* The problem
Retype each line exactly. Skip images.

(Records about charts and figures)
***

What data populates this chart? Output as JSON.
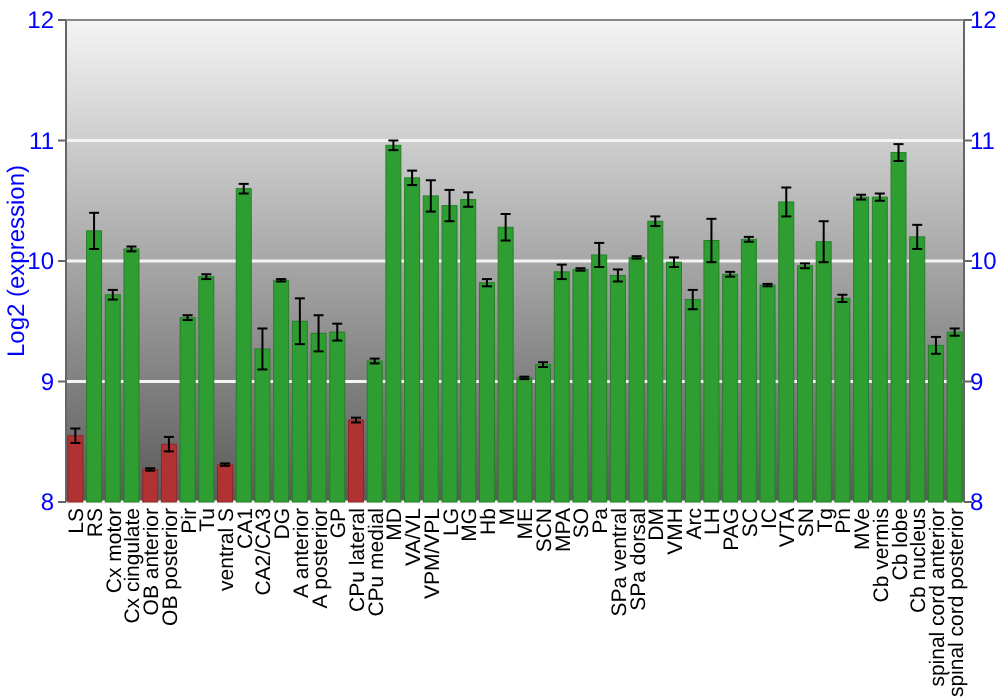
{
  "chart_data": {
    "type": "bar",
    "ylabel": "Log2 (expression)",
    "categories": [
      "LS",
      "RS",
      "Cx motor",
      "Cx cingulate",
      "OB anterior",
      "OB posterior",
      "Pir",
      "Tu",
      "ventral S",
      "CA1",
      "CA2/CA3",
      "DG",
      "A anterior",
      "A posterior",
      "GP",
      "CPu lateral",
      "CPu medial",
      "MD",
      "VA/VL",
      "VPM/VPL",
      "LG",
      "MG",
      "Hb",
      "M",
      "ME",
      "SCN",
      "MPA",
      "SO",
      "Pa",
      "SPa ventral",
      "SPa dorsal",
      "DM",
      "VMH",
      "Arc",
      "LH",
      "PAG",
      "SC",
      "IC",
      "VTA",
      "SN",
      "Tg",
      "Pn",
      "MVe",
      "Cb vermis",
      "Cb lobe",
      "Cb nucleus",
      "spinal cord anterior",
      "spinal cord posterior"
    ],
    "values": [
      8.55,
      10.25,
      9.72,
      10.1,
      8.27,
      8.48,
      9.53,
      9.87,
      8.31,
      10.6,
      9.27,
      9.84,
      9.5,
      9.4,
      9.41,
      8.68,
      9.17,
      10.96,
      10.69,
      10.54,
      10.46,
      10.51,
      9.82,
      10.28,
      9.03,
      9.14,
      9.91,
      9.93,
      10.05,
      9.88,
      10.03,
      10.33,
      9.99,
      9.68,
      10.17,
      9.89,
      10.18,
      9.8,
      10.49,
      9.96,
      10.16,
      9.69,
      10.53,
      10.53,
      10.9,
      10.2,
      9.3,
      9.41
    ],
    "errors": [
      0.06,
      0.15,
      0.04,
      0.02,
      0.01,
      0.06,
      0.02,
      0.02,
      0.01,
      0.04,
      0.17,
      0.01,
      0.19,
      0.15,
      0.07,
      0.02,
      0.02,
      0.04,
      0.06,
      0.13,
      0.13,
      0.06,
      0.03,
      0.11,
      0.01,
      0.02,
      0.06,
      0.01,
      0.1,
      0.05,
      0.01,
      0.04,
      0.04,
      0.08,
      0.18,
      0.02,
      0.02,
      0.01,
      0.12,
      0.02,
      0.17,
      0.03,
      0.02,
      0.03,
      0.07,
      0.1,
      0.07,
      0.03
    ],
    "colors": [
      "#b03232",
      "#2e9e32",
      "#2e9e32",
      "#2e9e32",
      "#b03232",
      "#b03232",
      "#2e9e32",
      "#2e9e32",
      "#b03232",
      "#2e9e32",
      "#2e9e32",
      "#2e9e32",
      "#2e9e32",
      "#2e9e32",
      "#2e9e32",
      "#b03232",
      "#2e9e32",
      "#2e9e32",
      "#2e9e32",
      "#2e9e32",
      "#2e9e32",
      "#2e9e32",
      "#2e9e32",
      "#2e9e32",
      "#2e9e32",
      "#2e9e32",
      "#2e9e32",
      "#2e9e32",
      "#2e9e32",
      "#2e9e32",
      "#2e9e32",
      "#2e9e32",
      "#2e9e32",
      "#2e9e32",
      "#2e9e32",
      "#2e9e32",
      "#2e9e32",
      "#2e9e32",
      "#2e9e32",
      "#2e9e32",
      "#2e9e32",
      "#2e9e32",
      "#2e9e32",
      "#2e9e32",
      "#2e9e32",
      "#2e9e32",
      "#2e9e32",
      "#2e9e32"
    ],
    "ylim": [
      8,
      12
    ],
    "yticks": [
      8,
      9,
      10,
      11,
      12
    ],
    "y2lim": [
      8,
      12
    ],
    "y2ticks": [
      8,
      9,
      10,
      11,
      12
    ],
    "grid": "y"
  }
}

***

* Correct output
What data populates this chart? Output as JSON.
{
  "chart_data": {
    "type": "bar",
    "ylabel": "Log2 (expression)",
    "categories": [
      "LS",
      "RS",
      "Cx motor",
      "Cx cingulate",
      "OB anterior",
      "OB posterior",
      "Pir",
      "Tu",
      "ventral S",
      "CA1",
      "CA2/CA3",
      "DG",
      "A anterior",
      "A posterior",
      "GP",
      "CPu lateral",
      "CPu medial",
      "MD",
      "VA/VL",
      "VPM/VPL",
      "LG",
      "MG",
      "Hb",
      "M",
      "ME",
      "SCN",
      "MPA",
      "SO",
      "Pa",
      "SPa ventral",
      "SPa dorsal",
      "DM",
      "VMH",
      "Arc",
      "LH",
      "PAG",
      "SC",
      "IC",
      "VTA",
      "SN",
      "Tg",
      "Pn",
      "MVe",
      "Cb vermis",
      "Cb lobe",
      "Cb nucleus",
      "spinal cord anterior",
      "spinal cord posterior"
    ],
    "values": [
      8.55,
      10.25,
      9.72,
      10.1,
      8.27,
      8.48,
      9.53,
      9.87,
      8.31,
      10.6,
      9.27,
      9.84,
      9.5,
      9.4,
      9.41,
      8.68,
      9.17,
      10.96,
      10.69,
      10.54,
      10.46,
      10.51,
      9.82,
      10.28,
      9.03,
      9.14,
      9.91,
      9.93,
      10.05,
      9.88,
      10.03,
      10.33,
      9.99,
      9.68,
      10.17,
      9.89,
      10.18,
      9.8,
      10.49,
      9.96,
      10.16,
      9.69,
      10.53,
      10.53,
      10.9,
      10.2,
      9.3,
      9.41
    ],
    "errors": [
      0.06,
      0.15,
      0.04,
      0.02,
      0.01,
      0.06,
      0.02,
      0.02,
      0.01,
      0.04,
      0.17,
      0.01,
      0.19,
      0.15,
      0.07,
      0.02,
      0.02,
      0.04,
      0.06,
      0.13,
      0.13,
      0.06,
      0.03,
      0.11,
      0.01,
      0.02,
      0.06,
      0.01,
      0.1,
      0.05,
      0.01,
      0.04,
      0.04,
      0.08,
      0.18,
      0.02,
      0.02,
      0.01,
      0.12,
      0.02,
      0.17,
      0.03,
      0.02,
      0.03,
      0.07,
      0.1,
      0.07,
      0.03
    ],
    "colors": [
      "#b03232",
      "#2e9e32",
      "#2e9e32",
      "#2e9e32",
      "#b03232",
      "#b03232",
      "#2e9e32",
      "#2e9e32",
      "#b03232",
      "#2e9e32",
      "#2e9e32",
      "#2e9e32",
      "#2e9e32",
      "#2e9e32",
      "#2e9e32",
      "#b03232",
      "#2e9e32",
      "#2e9e32",
      "#2e9e32",
      "#2e9e32",
      "#2e9e32",
      "#2e9e32",
      "#2e9e32",
      "#2e9e32",
      "#2e9e32",
      "#2e9e32",
      "#2e9e32",
      "#2e9e32",
      "#2e9e32",
      "#2e9e32",
      "#2e9e32",
      "#2e9e32",
      "#2e9e32",
      "#2e9e32",
      "#2e9e32",
      "#2e9e32",
      "#2e9e32",
      "#2e9e32",
      "#2e9e32",
      "#2e9e32",
      "#2e9e32",
      "#2e9e32",
      "#2e9e32",
      "#2e9e32",
      "#2e9e32",
      "#2e9e32",
      "#2e9e32",
      "#2e9e32"
    ],
    "ylim": [
      8,
      12
    ],
    "yticks": [
      8,
      9,
      10,
      11,
      12
    ],
    "y2lim": [
      8,
      12
    ],
    "y2ticks": [
      8,
      9,
      10,
      11,
      12
    ],
    "grid": "y"
  }
}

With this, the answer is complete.